### WHAT YOU WILL DO
Scan the entries below for the word "дополнительного". Copy each line that has it.

### RECORD LIST

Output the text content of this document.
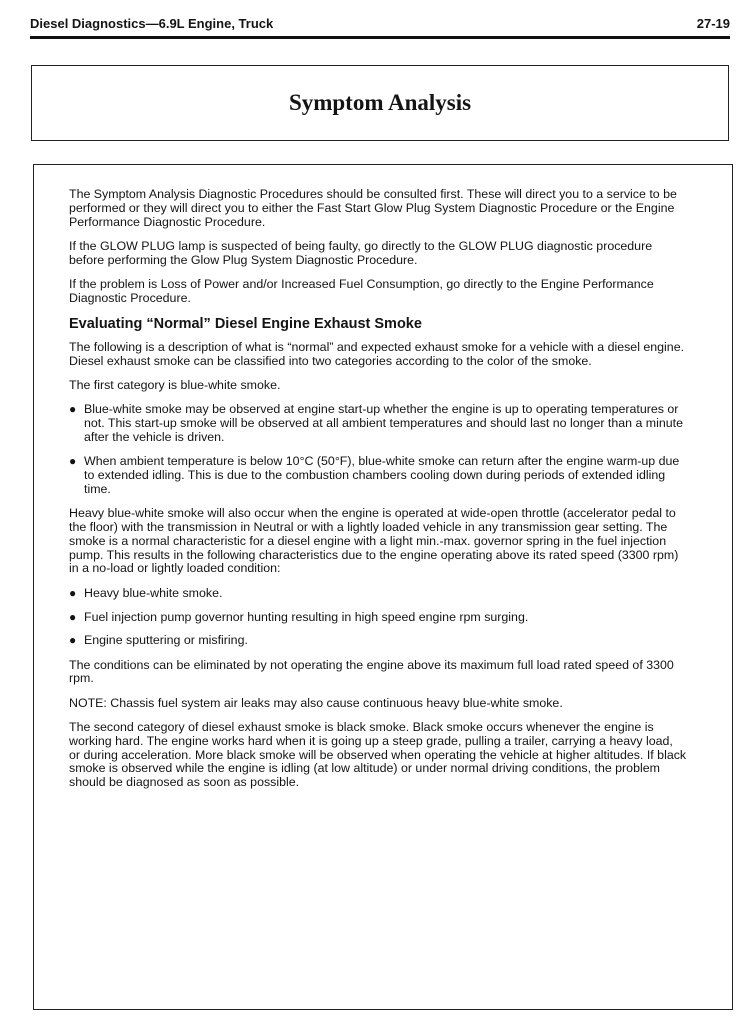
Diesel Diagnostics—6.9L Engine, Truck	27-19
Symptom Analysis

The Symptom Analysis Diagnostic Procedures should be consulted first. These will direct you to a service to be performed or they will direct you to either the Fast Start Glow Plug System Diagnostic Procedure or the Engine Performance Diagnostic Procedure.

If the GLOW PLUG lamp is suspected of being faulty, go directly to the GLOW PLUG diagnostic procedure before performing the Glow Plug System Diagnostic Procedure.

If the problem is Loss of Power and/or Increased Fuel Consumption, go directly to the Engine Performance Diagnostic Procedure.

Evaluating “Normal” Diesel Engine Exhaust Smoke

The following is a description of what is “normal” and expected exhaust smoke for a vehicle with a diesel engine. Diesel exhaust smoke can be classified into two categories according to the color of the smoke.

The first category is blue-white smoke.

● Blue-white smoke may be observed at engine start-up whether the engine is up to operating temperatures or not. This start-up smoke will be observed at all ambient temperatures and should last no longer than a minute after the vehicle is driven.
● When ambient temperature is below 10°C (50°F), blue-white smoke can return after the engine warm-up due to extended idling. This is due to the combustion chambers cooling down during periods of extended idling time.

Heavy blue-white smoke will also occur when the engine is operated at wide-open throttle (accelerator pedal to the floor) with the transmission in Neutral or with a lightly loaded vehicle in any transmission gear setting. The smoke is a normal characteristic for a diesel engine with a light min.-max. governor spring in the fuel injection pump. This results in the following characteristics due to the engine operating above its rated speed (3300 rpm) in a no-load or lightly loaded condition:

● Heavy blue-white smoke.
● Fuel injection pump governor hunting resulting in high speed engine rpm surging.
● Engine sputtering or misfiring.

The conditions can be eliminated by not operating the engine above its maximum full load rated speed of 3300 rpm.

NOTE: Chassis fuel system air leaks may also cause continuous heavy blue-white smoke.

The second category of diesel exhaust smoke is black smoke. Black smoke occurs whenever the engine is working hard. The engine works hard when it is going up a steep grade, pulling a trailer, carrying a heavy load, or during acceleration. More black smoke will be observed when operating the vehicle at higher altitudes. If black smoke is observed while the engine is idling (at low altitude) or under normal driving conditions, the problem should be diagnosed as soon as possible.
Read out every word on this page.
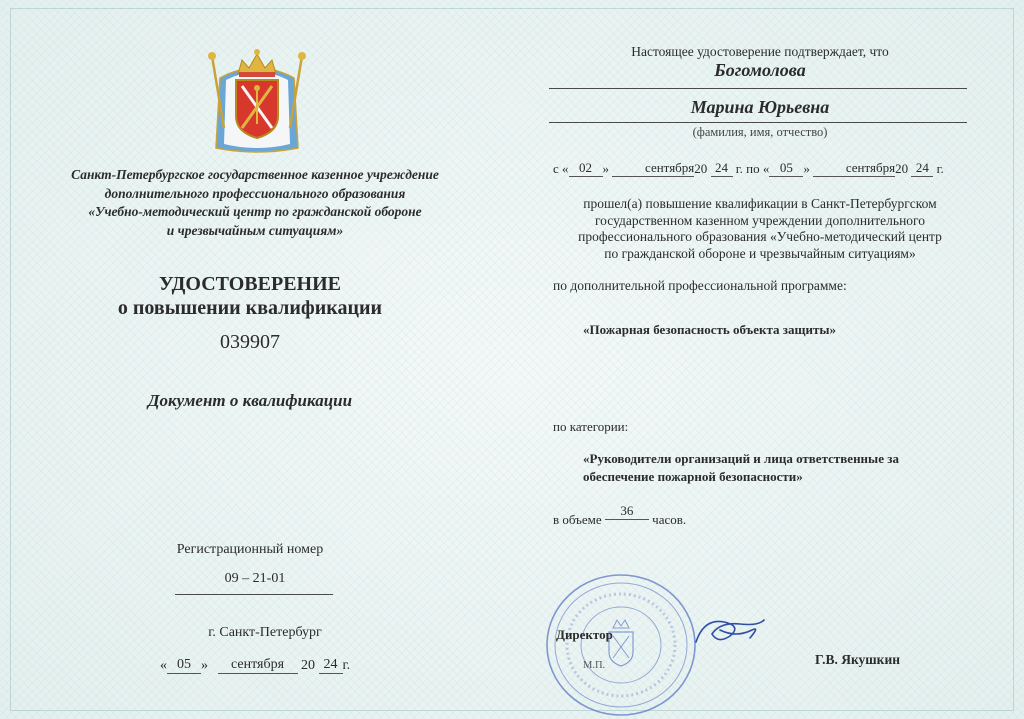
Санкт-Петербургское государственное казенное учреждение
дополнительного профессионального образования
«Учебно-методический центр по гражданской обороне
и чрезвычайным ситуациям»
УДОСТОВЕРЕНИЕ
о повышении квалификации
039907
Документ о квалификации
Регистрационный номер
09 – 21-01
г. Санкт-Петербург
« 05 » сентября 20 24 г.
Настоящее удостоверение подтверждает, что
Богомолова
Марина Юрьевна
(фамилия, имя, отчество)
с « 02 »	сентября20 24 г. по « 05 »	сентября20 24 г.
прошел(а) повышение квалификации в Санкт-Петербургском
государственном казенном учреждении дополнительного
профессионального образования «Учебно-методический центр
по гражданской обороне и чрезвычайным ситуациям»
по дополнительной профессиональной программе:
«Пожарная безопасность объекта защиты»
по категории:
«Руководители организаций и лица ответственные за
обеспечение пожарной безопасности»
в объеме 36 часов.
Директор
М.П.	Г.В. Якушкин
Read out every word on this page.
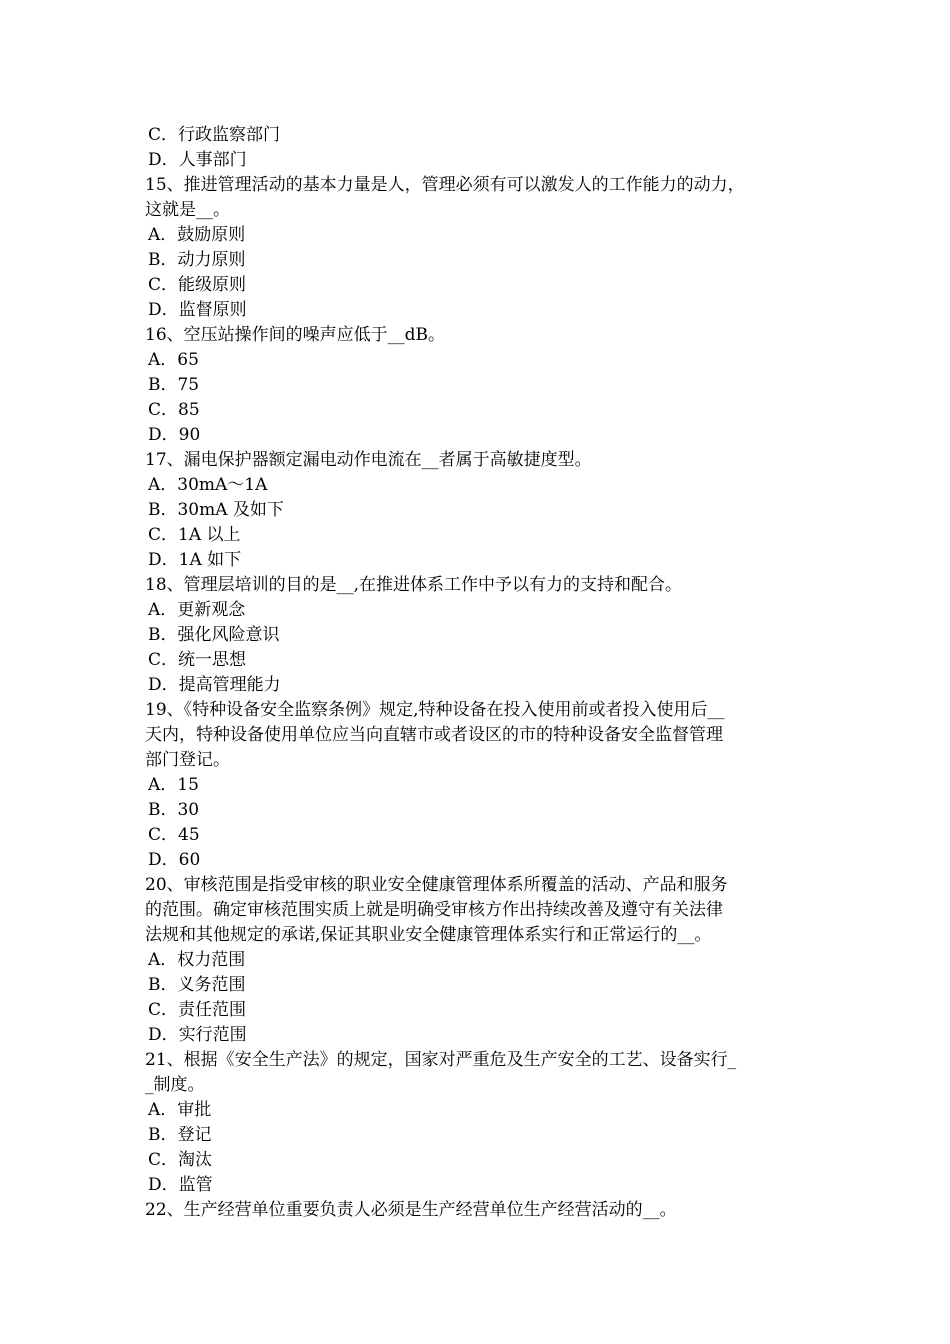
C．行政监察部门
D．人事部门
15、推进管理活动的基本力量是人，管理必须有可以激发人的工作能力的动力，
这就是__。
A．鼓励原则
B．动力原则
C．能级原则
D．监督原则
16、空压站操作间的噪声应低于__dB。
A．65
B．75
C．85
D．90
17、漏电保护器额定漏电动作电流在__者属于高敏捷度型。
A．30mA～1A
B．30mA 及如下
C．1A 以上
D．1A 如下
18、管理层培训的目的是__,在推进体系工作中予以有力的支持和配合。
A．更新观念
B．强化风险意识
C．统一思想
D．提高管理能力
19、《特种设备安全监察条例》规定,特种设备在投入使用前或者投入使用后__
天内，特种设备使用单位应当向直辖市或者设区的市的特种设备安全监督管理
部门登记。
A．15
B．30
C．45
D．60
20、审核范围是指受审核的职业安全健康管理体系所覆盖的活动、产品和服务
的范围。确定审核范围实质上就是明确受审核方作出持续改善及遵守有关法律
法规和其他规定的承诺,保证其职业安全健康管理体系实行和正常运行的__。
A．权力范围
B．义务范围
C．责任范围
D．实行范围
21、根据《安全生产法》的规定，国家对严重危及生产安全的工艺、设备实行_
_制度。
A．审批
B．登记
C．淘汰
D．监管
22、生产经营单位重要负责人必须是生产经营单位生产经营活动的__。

### FULL SOLUTION
дополнительного профессионального образования
государственном казенном учреждении дополнительного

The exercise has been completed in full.